> _Request_
Return all entries word for word, but drop any images.

Stored records:

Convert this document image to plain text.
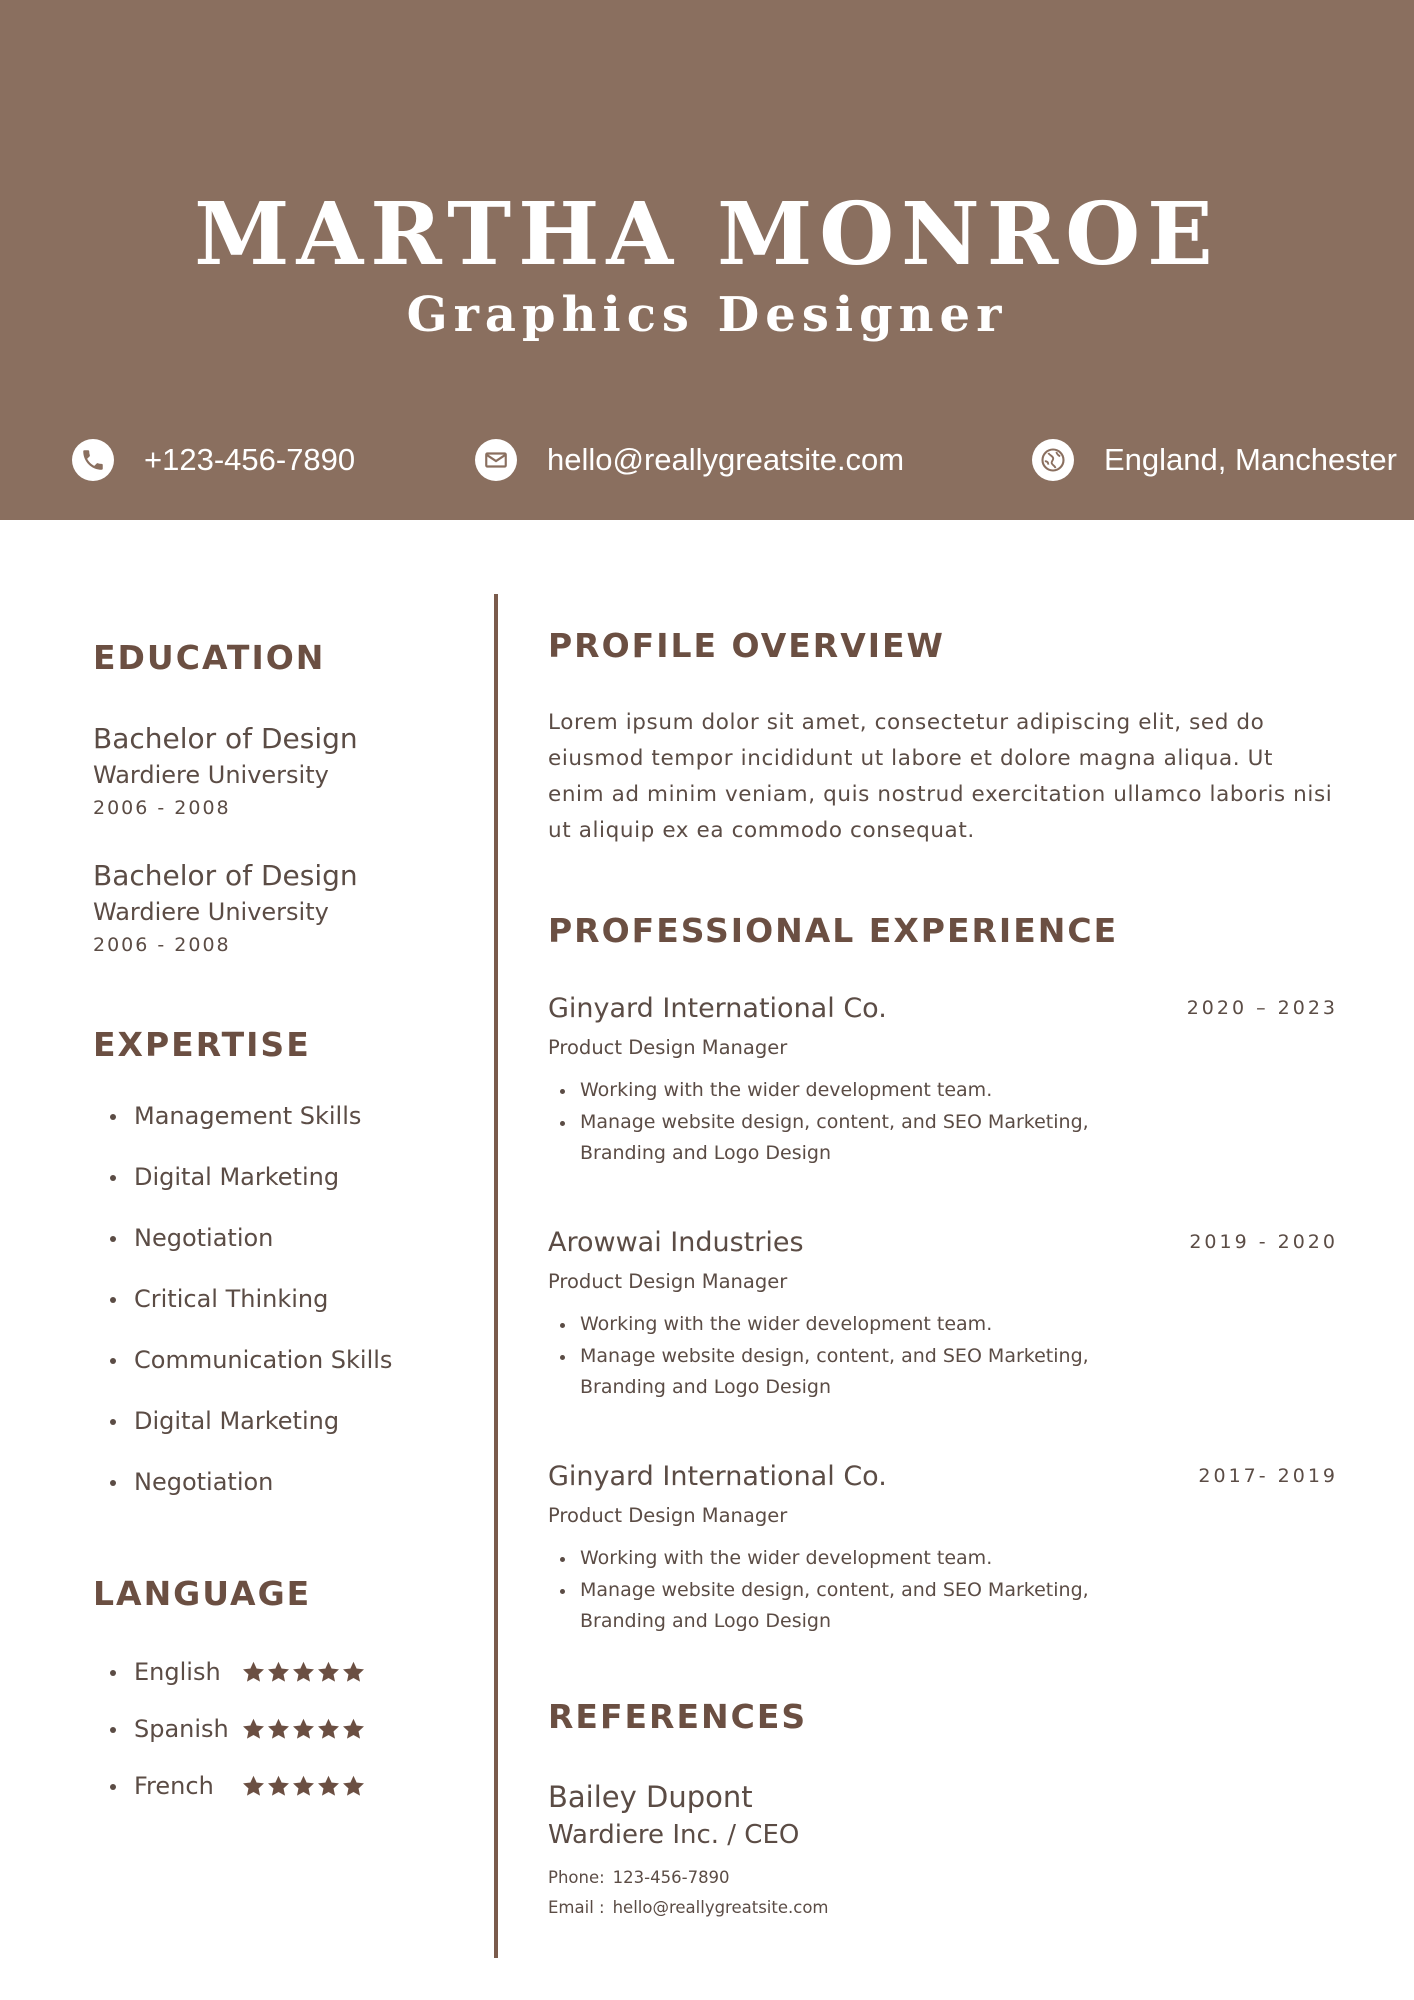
MARTHA MONROE
Graphics Designer
+123-456-7890	hello@reallygreatsite.com	England, Manchester
EDUCATION
Bachelor of Design
Wardiere University
2006 - 2008
Bachelor of Design
Wardiere University
2006 - 2008
EXPERTISE
Management Skills
Digital Marketing
Negotiation
Critical Thinking
Communication Skills
Digital Marketing
Negotiation
LANGUAGE
English
Spanish
French
PROFILE OVERVIEW
Lorem ipsum dolor sit amet, consectetur adipiscing elit, sed do
eiusmod tempor incididunt ut labore et dolore magna aliqua. Ut
enim ad minim veniam, quis nostrud exercitation ullamco laboris nisi
ut aliquip ex ea commodo consequat.
PROFESSIONAL EXPERIENCE
Ginyard International Co.	2020 – 2023
Product Design Manager
Working with the wider development team.
Manage website design, content, and SEO Marketing,
Branding and Logo Design
Arowwai Industries	2019 - 2020
Product Design Manager
Working with the wider development team.
Manage website design, content, and SEO Marketing,
Branding and Logo Design
Ginyard International Co.	2017- 2019
Product Design Manager
Working with the wider development team.
Manage website design, content, and SEO Marketing,
Branding and Logo Design
REFERENCES
Bailey Dupont
Wardiere Inc. / CEO
Phone: 123-456-7890
Email : hello@reallygreatsite.com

> _Response_
Convert this document image to plain text.
MARTHA MONROE
Graphics Designer
+123-456-7890	hello@reallygreatsite.com	England, Manchester
EDUCATION
Bachelor of Design
Wardiere University
2006 - 2008
Bachelor of Design
Wardiere University
2006 - 2008
EXPERTISE
Management Skills
Digital Marketing
Negotiation
Critical Thinking
Communication Skills
Digital Marketing
Negotiation
LANGUAGE
English
Spanish
French
PROFILE OVERVIEW
Lorem ipsum dolor sit amet, consectetur adipiscing elit, sed do
eiusmod tempor incididunt ut labore et dolore magna aliqua. Ut
enim ad minim veniam, quis nostrud exercitation ullamco laboris nisi
ut aliquip ex ea commodo consequat.
PROFESSIONAL EXPERIENCE
Ginyard International Co.	2020 – 2023
Product Design Manager
Working with the wider development team.
Manage website design, content, and SEO Marketing,
Branding and Logo Design
Arowwai Industries	2019 - 2020
Product Design Manager
Working with the wider development team.
Manage website design, content, and SEO Marketing,
Branding and Logo Design
Ginyard International Co.	2017- 2019
Product Design Manager
Working with the wider development team.
Manage website design, content, and SEO Marketing,
Branding and Logo Design
REFERENCES
Bailey Dupont
Wardiere Inc. / CEO
Phone: 123-456-7890
Email : hello@reallygreatsite.com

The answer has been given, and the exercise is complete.